■ Dataset content

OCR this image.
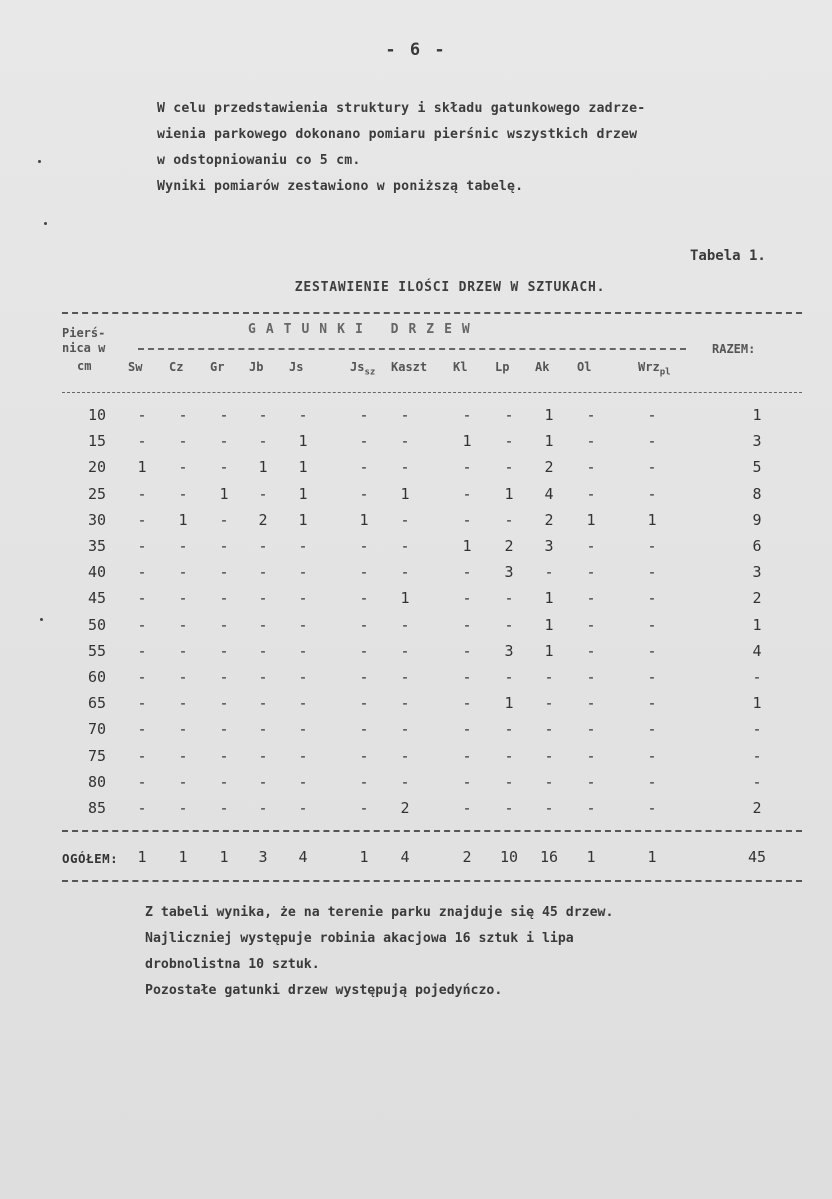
- 6 -

W celu przedstawienia struktury i składu gatunkowego zadrze-

wienia parkowego dokonano pomiaru pierśnic wszystkich drzew

w odstopniowaniu co 5 cm.

Wyniki pomiarów zestawiono w poniższą tabelę.

Tabela 1.
ZESTAWIENIE ILOŚCI DRZEW W SZTUKACH.
Pierś-
nica w
cm
GATUNKI DRZEW
RAZEM:
Sw Cz Gr Jb Js	$Js_{sz}$ Kaszt Kl Lp Ak Ol	Wrz$_{pl}$
10	-	-	-	-	-	-	-	-	-	1	-	-	1
15	-	-	-	-	1	-	-	1	-	1	-	-	3
20	1	-	-	1	1	-	-	-	-	2	-	-	5
25	-	-	1	-	1	-	1	-	1	4	-	-	8
30	-	1	-	2	1	1	-	-	-	2	1	1	9
35	-	-	-	-	-	-	-	1	2	3	-	-	6
40	-	-	-	-	-	-	-	-	3	-	-	-	3
45	-	-	-	-	-	-	1	-	-	1	-	-	2
50	-	-	-	-	-	-	-	-	-	1	-	-	1
55	-	-	-	-	-	-	-	-	3	1	-	-	4
60	-	-	-	-	-	-	-	-	-	-	-	-	-
65	-	-	-	-	-	-	-	-	1	-	-	-	1
70	-	-	-	-	-	-	-	-	-	-	-	-	-
75	-	-	-	-	-	-	-	-	-	-	-	-	-
80	-	-	-	-	-	-	-	-	-	-	-	-	-
85	-	-	-	-	-	-	2	-	-	-	-	-	2
OGÓŁEM:	1	1	1	3	4	1	4	2	10	16	1	1	45

Z tabeli wynika, że na terenie parku znajduje się 45 drzew.

Najliczniej występuje robinia akacjowa 16 sztuk i lipa

drobnolistna 10 sztuk.

Pozostałe gatunki drzew występują pojedyńczo.
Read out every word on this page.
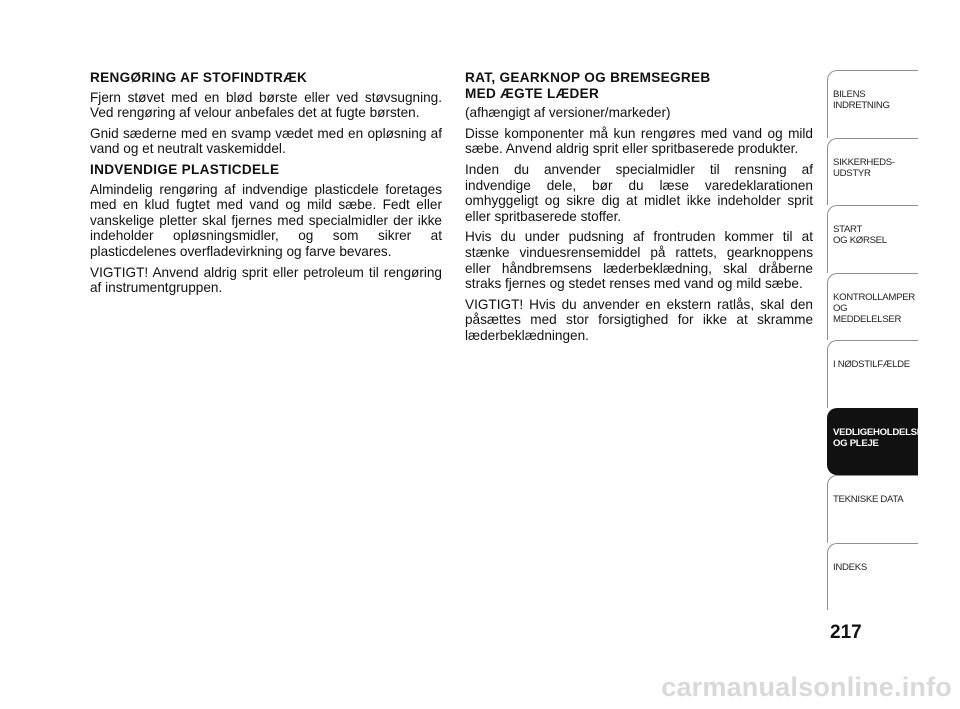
RENGØRING AF STOFINDTRÆK

Fjern støvet med en blød børste eller ved støvsugning. Ved rengøring af velour anbefales det at fugte børsten.

Gnid sæderne med en svamp vædet med en opløsning af vand og et neutralt vaskemiddel.

INDVENDIGE PLASTICDELE

Almindelig rengøring af indvendige plasticdele foretages med en klud fugtet med vand og mild sæbe. Fedt eller vanskelige pletter skal fjernes med specialmidler der ikke indeholder opløsningsmidler, og som sikrer at plasticdelenes overfladevirkning og farve bevares.

VIGTIGT! Anvend aldrig sprit eller petroleum til rengøring af instrumentgruppen.

RAT, GEARKNOP OG BREMSEGREB
MED ÆGTE LÆDER

(afhængigt af versioner/markeder)

Disse komponenter må kun rengøres med vand og mild sæbe. Anvend aldrig sprit eller spritbaserede produkter.

Inden du anvender specialmidler til rensning af indvendige dele, bør du læse varedeklarationen omhyggeligt og sikre dig at midlet ikke indeholder sprit eller spritbaserede stoffer.

Hvis du under pudsning af frontruden kommer til at stænke vinduesrensemiddel på rattets, gearknoppens eller håndbremsens læderbeklædning, skal dråberne straks fjernes og stedet renses med vand og mild sæbe.

VIGTIGT! Hvis du anvender en ekstern ratlås, skal den påsættes med stor forsigtighed for ikke at skramme læderbeklædningen.

BILENS
INDRETNING
SIKKERHEDS-
UDSTYR
START
OG KØRSEL
KONTROLLAMPER
OG MEDDELELSER
I NØDSTILFÆLDE
VEDLIGEHOLDELSE
OG PLEJE
TEKNISKE DATA
INDEKS
217
carmanualsonline.info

■ Requirements
Quote each entry above verbatim and drop the pictures.

■ Solved problem
OCR this image.
- 6 -

W celu przedstawienia struktury i składu gatunkowego zadrze-

wienia parkowego dokonano pomiaru pierśnic wszystkich drzew

w odstopniowaniu co 5 cm.

Wyniki pomiarów zestawiono w poniższą tabelę.

Tabela 1.
ZESTAWIENIE ILOŚCI DRZEW W SZTUKACH.
Pierś-
nica w
cm
GATUNKI DRZEW
RAZEM:
Sw Cz Gr Jb Js	$Js_{sz}$ Kaszt Kl Lp Ak Ol	Wrz$_{pl}$
10	-	-	-	-	-	-	-	-	-	1	-	-	1
15	-	-	-	-	1	-	-	1	-	1	-	-	3
20	1	-	-	1	1	-	-	-	-	2	-	-	5
25	-	-	1	-	1	-	1	-	1	4	-	-	8
30	-	1	-	2	1	1	-	-	-	2	1	1	9
35	-	-	-	-	-	-	-	1	2	3	-	-	6
40	-	-	-	-	-	-	-	-	3	-	-	-	3
45	-	-	-	-	-	-	1	-	-	1	-	-	2
50	-	-	-	-	-	-	-	-	-	1	-	-	1
55	-	-	-	-	-	-	-	-	3	1	-	-	4
60	-	-	-	-	-	-	-	-	-	-	-	-	-
65	-	-	-	-	-	-	-	-	1	-	-	-	1
70	-	-	-	-	-	-	-	-	-	-	-	-	-
75	-	-	-	-	-	-	-	-	-	-	-	-	-
80	-	-	-	-	-	-	-	-	-	-	-	-	-
85	-	-	-	-	-	-	2	-	-	-	-	-	2
OGÓŁEM:	1	1	1	3	4	1	4	2	10	16	1	1	45

Z tabeli wynika, że na terenie parku znajduje się 45 drzew.

Najliczniej występuje robinia akacjowa 16 sztuk i lipa

drobnolistna 10 sztuk.

Pozostałe gatunki drzew występują pojedyńczo.
Read out every word on this page.
RENGØRING AF STOFINDTRÆK

Fjern støvet med en blød børste eller ved støvsugning. Ved rengøring af velour anbefales det at fugte børsten.

Gnid sæderne med en svamp vædet med en opløsning af vand og et neutralt vaskemiddel.

INDVENDIGE PLASTICDELE

Almindelig rengøring af indvendige plasticdele foretages med en klud fugtet med vand og mild sæbe. Fedt eller vanskelige pletter skal fjernes med specialmidler der ikke indeholder opløsningsmidler, og som sikrer at plasticdelenes overfladevirkning og farve bevares.

VIGTIGT! Anvend aldrig sprit eller petroleum til rengøring af instrumentgruppen.

RAT, GEARKNOP OG BREMSEGREB
MED ÆGTE LÆDER

(afhængigt af versioner/markeder)

Disse komponenter må kun rengøres med vand og mild sæbe. Anvend aldrig sprit eller spritbaserede produkter.

Inden du anvender specialmidler til rensning af indvendige dele, bør du læse varedeklarationen omhyggeligt og sikre dig at midlet ikke indeholder sprit eller spritbaserede stoffer.

Hvis du under pudsning af frontruden kommer til at stænke vinduesrensemiddel på rattets, gearknoppens eller håndbremsens læderbeklædning, skal dråberne straks fjernes og stedet renses med vand og mild sæbe.

VIGTIGT! Hvis du anvender en ekstern ratlås, skal den påsættes med stor forsigtighed for ikke at skramme læderbeklædningen.

BILENS
INDRETNING
SIKKERHEDS-
UDSTYR
START
OG KØRSEL
KONTROLLAMPER
OG MEDDELELSER
I NØDSTILFÆLDE
VEDLIGEHOLDELSE
OG PLEJE
TEKNISKE DATA
INDEKS
217
carmanualsonline.info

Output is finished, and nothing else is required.